- Supplied data

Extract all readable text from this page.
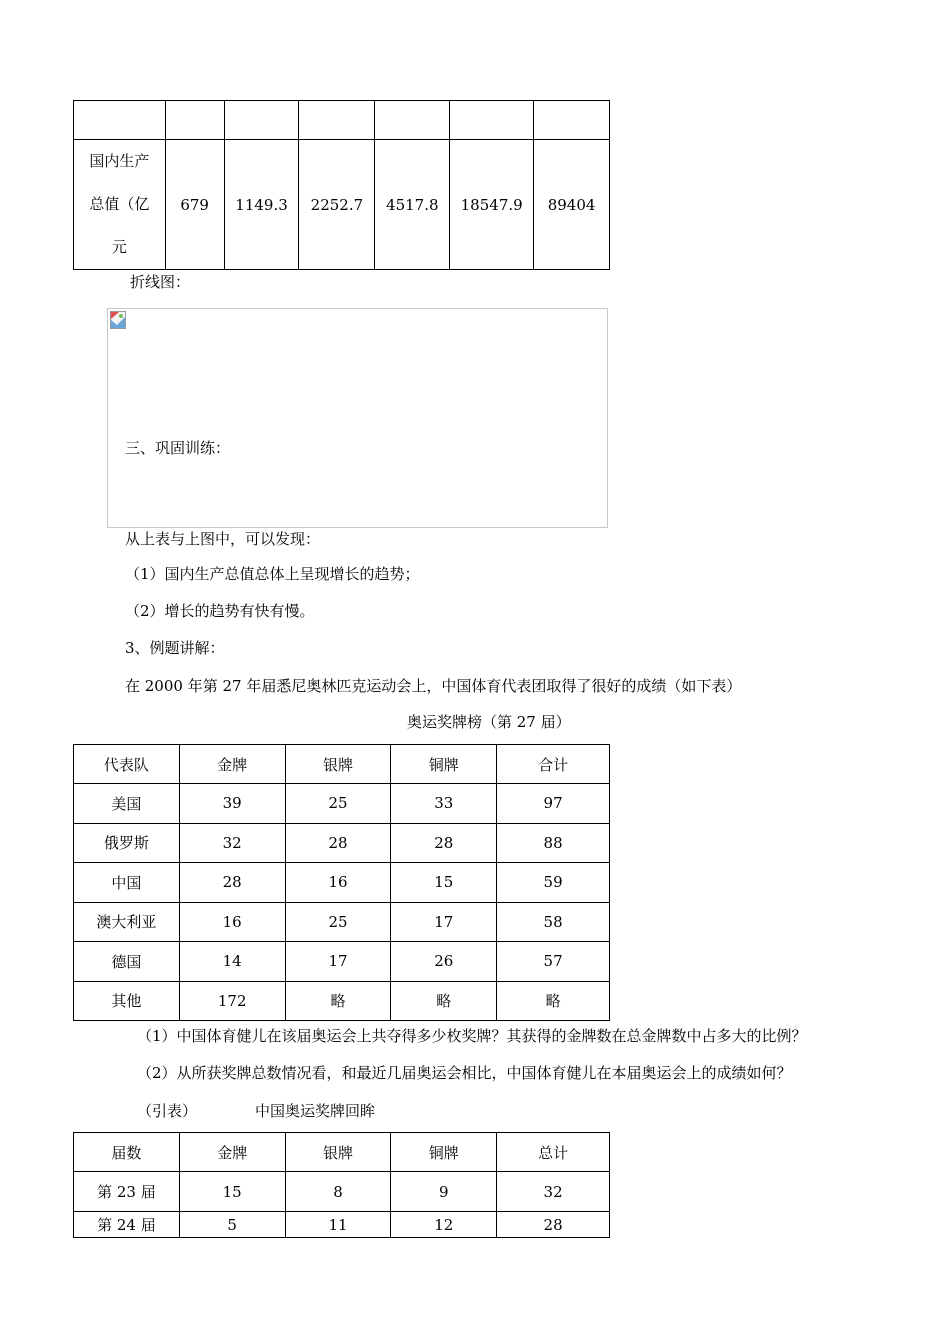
国内生产总值（亿元	679	1149.3	2252.7	4517.8	18547.9	89404
折线图：
三、巩固训练：
从上表与上图中，可以发现：
（1）国内生产总值总体上呈现增长的趋势；
（2）增长的趋势有快有慢。
3、例题讲解：
在 2000 年第 27 年届悉尼奥林匹克运动会上，中国体育代表团取得了很好的成绩（如下表）
奥运奖牌榜（第 27 届）
代表队	金牌	银牌	铜牌	合计
美国	39	25	33	97
俄罗斯	32	28	28	88
中国	28	16	15	59
澳大利亚	16	25	17	58
德国	14	17	26	57
其他	172	略	略	略
（1）中国体育健儿在该届奥运会上共夺得多少枚奖牌？其获得的金牌数在总金牌数中占多大的比例？
（2）从所获奖牌总数情况看，和最近几届奥运会相比，中国体育健儿在本届奥运会上的成绩如何？
（引表）	中国奥运奖牌回眸
届数	金牌	银牌	铜牌	总计
第 23 届	15	8	9	32
第 24 届	5	11	12	28
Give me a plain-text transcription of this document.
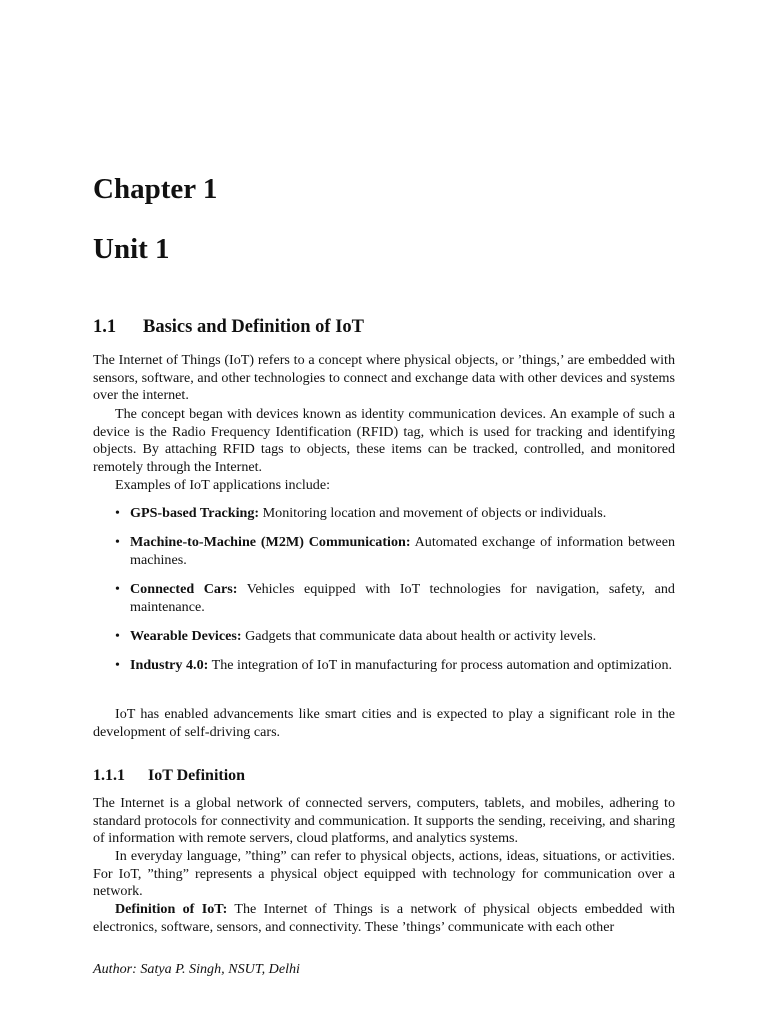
Chapter 1
Unit 1
1.1 Basics and Definition of IoT

The Internet of Things (IoT) refers to a concept where physical objects, or ’things,’ are embedded with sensors, software, and other technologies to connect and exchange data with other devices and systems over the internet.

The concept began with devices known as identity communication devices. An example of such a device is the Radio Frequency Identification (RFID) tag, which is used for tracking and identifying objects. By attaching RFID tags to objects, these items can be tracked, controlled, and monitored remotely through the Internet.

Examples of IoT applications include:

• GPS-based Tracking: Monitoring location and movement of objects or individuals.
• Machine-to-Machine (M2M) Communication: Automated exchange of information between machines.
• Connected Cars: Vehicles equipped with IoT technologies for navigation, safety, and maintenance.
• Wearable Devices: Gadgets that communicate data about health or activity levels.
• Industry 4.0: The integration of IoT in manufacturing for process automation and optimization.

IoT has enabled advancements like smart cities and is expected to play a significant role in the development of self-driving cars.

1.1.1 IoT Definition

The Internet is a global network of connected servers, computers, tablets, and mobiles, adhering to standard protocols for connectivity and communication. It supports the sending, receiving, and sharing of information with remote servers, cloud platforms, and analytics systems.

In everyday language, ”thing” can refer to physical objects, actions, ideas, situations, or activities. For IoT, ”thing” represents a physical object equipped with technology for communication over a network.

Definition of IoT: The Internet of Things is a network of physical objects embedded with electronics, software, sensors, and connectivity. These ’things’ communicate with each other

Author: Satya P. Singh, NSUT, Delhi
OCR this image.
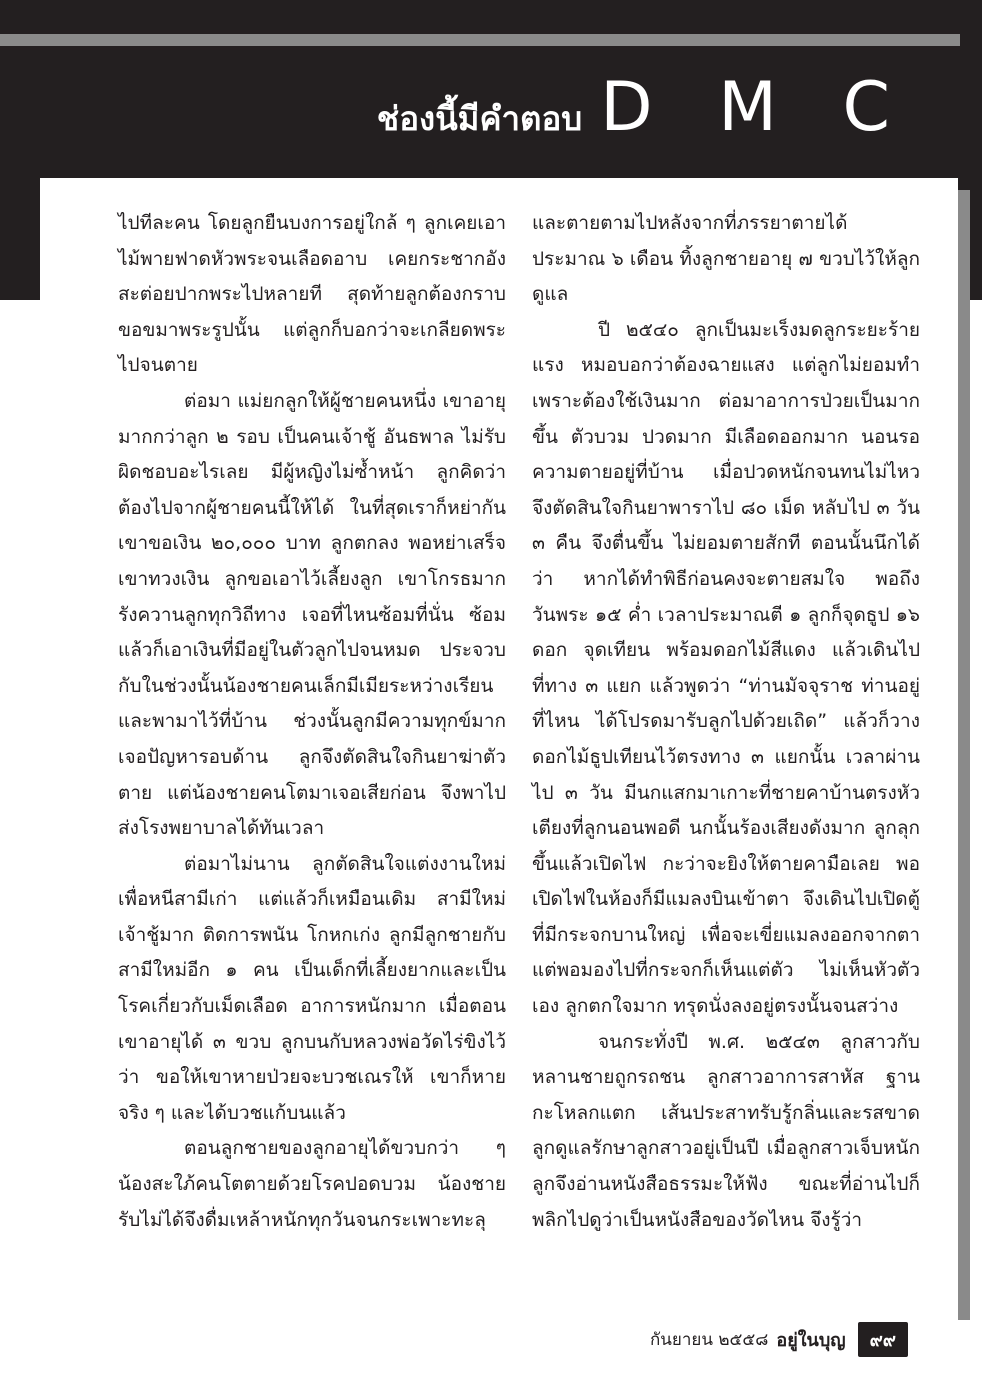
ช่องนี้มีคำตอบ D M C

ไปทีละคน โดยลูกยืนบงการอยู่ใกล้ ๆ ลูกเคยเอาไม้พายฟาดหัวพระจนเลือดอาบ เคยกระชากอังสะต่อยปากพระไปหลายที สุดท้ายลูกต้องกราบขอขมาพระรูปนั้น แต่ลูกก็บอกว่าจะเกลียดพระไปจนตาย

ต่อมา แม่ยกลูกให้ผู้ชายคนหนึ่ง เขาอายุมากกว่าลูก ๒ รอบ เป็นคนเจ้าชู้ อันธพาล ไม่รับผิดชอบอะไรเลย มีผู้หญิงไม่ซ้ำหน้า ลูกคิดว่าต้องไปจากผู้ชายคนนี้ให้ได้ ในที่สุดเราก็หย่ากัน เขาขอเงิน ๒๐,๐๐๐ บาท ลูกตกลง พอหย่าเสร็จเขาทวงเงิน ลูกขอเอาไว้เลี้ยงลูก เขาโกรธมาก รังควานลูกทุกวิถีทาง เจอที่ไหนซ้อมที่นั่น ซ้อมแล้วก็เอาเงินที่มีอยู่ในตัวลูกไปจนหมด ประจวบกับในช่วงนั้นน้องชายคนเล็กมีเมียระหว่างเรียนและพามาไว้ที่บ้าน ช่วงนั้นลูกมีความทุกข์มาก เจอปัญหารอบด้าน ลูกจึงตัดสินใจกินยาฆ่าตัวตาย แต่น้องชายคนโตมาเจอเสียก่อน จึงพาไปส่งโรงพยาบาลได้ทันเวลา

ต่อมาไม่นาน ลูกตัดสินใจแต่งงานใหม่ เพื่อหนีสามีเก่า แต่แล้วก็เหมือนเดิม สามีใหม่เจ้าชู้มาก ติดการพนัน โกหกเก่ง ลูกมีลูกชายกับสามีใหม่อีก ๑ คน เป็นเด็กที่เลี้ยงยากและเป็นโรคเกี่ยวกับเม็ดเลือด อาการหนักมาก เมื่อตอนเขาอายุได้ ๓ ขวบ ลูกบนกับหลวงพ่อวัดไร่ขิงไว้ว่า ขอให้เขาหายป่วยจะบวชเณรให้ เขาก็หายจริง ๆ และได้บวชแก้บนแล้ว

ตอนลูกชายของลูกอายุได้ขวบกว่า ๆ น้องสะใภ้คนโตตายด้วยโรคปอดบวม น้องชายรับไม่ได้จึงดื่มเหล้าหนักทุกวันจนกระเพาะทะลุ

และตายตามไปหลังจากที่ภรรยาตายได้ประมาณ ๖ เดือน ทิ้งลูกชายอายุ ๗ ขวบไว้ให้ลูกดูแล

ปี ๒๕๔๐ ลูกเป็นมะเร็งมดลูกระยะร้ายแรง หมอบอกว่าต้องฉายแสง แต่ลูกไม่ยอมทำ เพราะต้องใช้เงินมาก ต่อมาอาการป่วยเป็นมากขึ้น ตัวบวม ปวดมาก มีเลือดออกมาก นอนรอความตายอยู่ที่บ้าน เมื่อปวดหนักจนทนไม่ไหว จึงตัดสินใจกินยาพาราไป ๘๐ เม็ด หลับไป ๓ วัน ๓ คืน จึงตื่นขึ้น ไม่ยอมตายสักที ตอนนั้นนึกได้ว่า หากได้ทำพิธีก่อนคงจะตายสมใจ พอถึงวันพระ ๑๕ ค่ำ เวลาประมาณตี ๑ ลูกก็จุดธูป ๑๖ ดอก จุดเทียน พร้อมดอกไม้สีแดง แล้วเดินไปที่ทาง ๓ แยก แล้วพูดว่า “ท่านมัจจุราช ท่านอยู่ที่ไหน ได้โปรดมารับลูกไปด้วยเถิด” แล้วก็วางดอกไม้ธูปเทียนไว้ตรงทาง ๓ แยกนั้น เวลาผ่านไป ๓ วัน มีนกแสกมาเกาะที่ชายคาบ้านตรงหัวเตียงที่ลูกนอนพอดี นกนั้นร้องเสียงดังมาก ลูกลุกขึ้นแล้วเปิดไฟ กะว่าจะยิงให้ตายคามือเลย พอเปิดไฟในห้องก็มีแมลงบินเข้าตา จึงเดินไปเปิดตู้ที่มีกระจกบานใหญ่ เพื่อจะเขี่ยแมลงออกจากตา แต่พอมองไปที่กระจกก็เห็นแต่ตัว ไม่เห็นหัวตัวเอง ลูกตกใจมาก ทรุดนั่งลงอยู่ตรงนั้นจนสว่าง

จนกระทั่งปี พ.ศ. ๒๕๔๓ ลูกสาวกับหลานชายถูกรถชน ลูกสาวอาการสาหัส ฐานกะโหลกแตก เส้นประสาทรับรู้กลิ่นและรสขาด ลูกดูแลรักษาลูกสาวอยู่เป็นปี เมื่อลูกสาวเจ็บหนัก ลูกจึงอ่านหนังสือธรรมะให้ฟัง ขณะที่อ่านไปก็พลิกไปดูว่าเป็นหนังสือของวัดไหน จึงรู้ว่า

กันยายน ๒๕๕๘ อยู่ในบุญ	๙๙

- What you have to do
Read the data above and count the lines that include "things". Answer only with the count.

- Result for this task
2